__Your instructions__:
Every line below must be reproduced exactly. Copy them all.

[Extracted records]
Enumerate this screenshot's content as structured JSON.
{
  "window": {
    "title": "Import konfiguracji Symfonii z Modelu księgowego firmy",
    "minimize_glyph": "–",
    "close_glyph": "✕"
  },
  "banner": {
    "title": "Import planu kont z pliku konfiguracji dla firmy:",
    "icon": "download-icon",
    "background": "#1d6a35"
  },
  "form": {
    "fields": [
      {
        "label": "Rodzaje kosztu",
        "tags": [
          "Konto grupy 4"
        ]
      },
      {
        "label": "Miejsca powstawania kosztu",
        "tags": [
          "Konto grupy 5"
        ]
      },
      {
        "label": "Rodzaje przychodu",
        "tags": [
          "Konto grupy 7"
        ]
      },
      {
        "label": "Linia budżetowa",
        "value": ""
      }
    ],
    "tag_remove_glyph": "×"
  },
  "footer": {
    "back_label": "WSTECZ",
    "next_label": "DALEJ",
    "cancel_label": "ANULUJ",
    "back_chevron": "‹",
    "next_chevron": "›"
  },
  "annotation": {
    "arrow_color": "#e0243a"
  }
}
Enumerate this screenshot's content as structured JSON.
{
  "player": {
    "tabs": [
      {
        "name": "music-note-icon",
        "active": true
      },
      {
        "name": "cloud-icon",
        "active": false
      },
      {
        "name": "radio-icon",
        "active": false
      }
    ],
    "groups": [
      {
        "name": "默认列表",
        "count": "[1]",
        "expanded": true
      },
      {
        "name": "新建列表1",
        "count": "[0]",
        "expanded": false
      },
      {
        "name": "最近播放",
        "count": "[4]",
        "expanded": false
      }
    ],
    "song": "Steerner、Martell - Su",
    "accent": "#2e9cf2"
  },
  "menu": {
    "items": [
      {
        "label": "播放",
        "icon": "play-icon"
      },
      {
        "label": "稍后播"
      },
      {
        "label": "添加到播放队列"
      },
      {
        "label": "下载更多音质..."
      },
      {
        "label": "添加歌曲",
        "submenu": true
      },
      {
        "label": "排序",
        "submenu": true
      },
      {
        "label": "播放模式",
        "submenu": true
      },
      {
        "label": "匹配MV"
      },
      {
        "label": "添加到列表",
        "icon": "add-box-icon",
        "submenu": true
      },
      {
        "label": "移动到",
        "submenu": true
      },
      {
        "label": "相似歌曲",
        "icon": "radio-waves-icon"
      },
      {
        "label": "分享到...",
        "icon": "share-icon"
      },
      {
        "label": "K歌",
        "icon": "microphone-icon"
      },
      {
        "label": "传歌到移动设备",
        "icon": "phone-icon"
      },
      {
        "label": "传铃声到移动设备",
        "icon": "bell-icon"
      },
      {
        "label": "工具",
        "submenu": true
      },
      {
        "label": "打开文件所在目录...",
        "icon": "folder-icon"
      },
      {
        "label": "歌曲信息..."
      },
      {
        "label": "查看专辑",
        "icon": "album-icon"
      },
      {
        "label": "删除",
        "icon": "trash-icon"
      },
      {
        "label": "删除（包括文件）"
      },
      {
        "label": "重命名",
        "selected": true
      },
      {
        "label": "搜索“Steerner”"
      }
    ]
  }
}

__Result of the exercise__:
Enumerate this screenshot's content as structured JSON.
{
  "window": {
    "title": "Import konfiguracji Symfonii z Modelu księgowego firmy",
    "minimize_glyph": "–",
    "close_glyph": "✕"
  },
  "banner": {
    "title": "Import planu kont z pliku konfiguracji dla firmy:",
    "icon": "download-icon",
    "background": "#1d6a35"
  },
  "form": {
    "fields": [
      {
        "label": "Rodzaje kosztu",
        "tags": [
          "Konto grupy 4"
        ]
      },
      {
        "label": "Miejsca powstawania kosztu",
        "tags": [
          "Konto grupy 5"
        ]
      },
      {
        "label": "Rodzaje przychodu",
        "tags": [
          "Konto grupy 7"
        ]
      },
      {
        "label": "Linia budżetowa",
        "value": ""
      }
    ],
    "tag_remove_glyph": "×"
  },
  "footer": {
    "back_label": "WSTECZ",
    "next_label": "DALEJ",
    "cancel_label": "ANULUJ",
    "back_chevron": "‹",
    "next_chevron": "›"
  },
  "annotation": {
    "arrow_color": "#e0243a"
  }
}
Enumerate this screenshot's content as structured JSON.
{
  "player": {
    "tabs": [
      {
        "name": "music-note-icon",
        "active": true
      },
      {
        "name": "cloud-icon",
        "active": false
      },
      {
        "name": "radio-icon",
        "active": false
      }
    ],
    "groups": [
      {
        "name": "默认列表",
        "count": "[1]",
        "expanded": true
      },
      {
        "name": "新建列表1",
        "count": "[0]",
        "expanded": false
      },
      {
        "name": "最近播放",
        "count": "[4]",
        "expanded": false
      }
    ],
    "song": "Steerner、Martell - Su",
    "accent": "#2e9cf2"
  },
  "menu": {
    "items": [
      {
        "label": "播放",
        "icon": "play-icon"
      },
      {
        "label": "稍后播"
      },
      {
        "label": "添加到播放队列"
      },
      {
        "label": "下载更多音质..."
      },
      {
        "label": "添加歌曲",
        "submenu": true
      },
      {
        "label": "排序",
        "submenu": true
      },
      {
        "label": "播放模式",
        "submenu": true
      },
      {
        "label": "匹配MV"
      },
      {
        "label": "添加到列表",
        "icon": "add-box-icon",
        "submenu": true
      },
      {
        "label": "移动到",
        "submenu": true
      },
      {
        "label": "相似歌曲",
        "icon": "radio-waves-icon"
      },
      {
        "label": "分享到...",
        "icon": "share-icon"
      },
      {
        "label": "K歌",
        "icon": "microphone-icon"
      },
      {
        "label": "传歌到移动设备",
        "icon": "phone-icon"
      },
      {
        "label": "传铃声到移动设备",
        "icon": "bell-icon"
      },
      {
        "label": "工具",
        "submenu": true
      },
      {
        "label": "打开文件所在目录...",
        "icon": "folder-icon"
      },
      {
        "label": "歌曲信息..."
      },
      {
        "label": "查看专辑",
        "icon": "album-icon"
      },
      {
        "label": "删除",
        "icon": "trash-icon"
      },
      {
        "label": "删除（包括文件）"
      },
      {
        "label": "重命名",
        "selected": true
      },
      {
        "label": "搜索“Steerner”"
      }
    ]
  }
}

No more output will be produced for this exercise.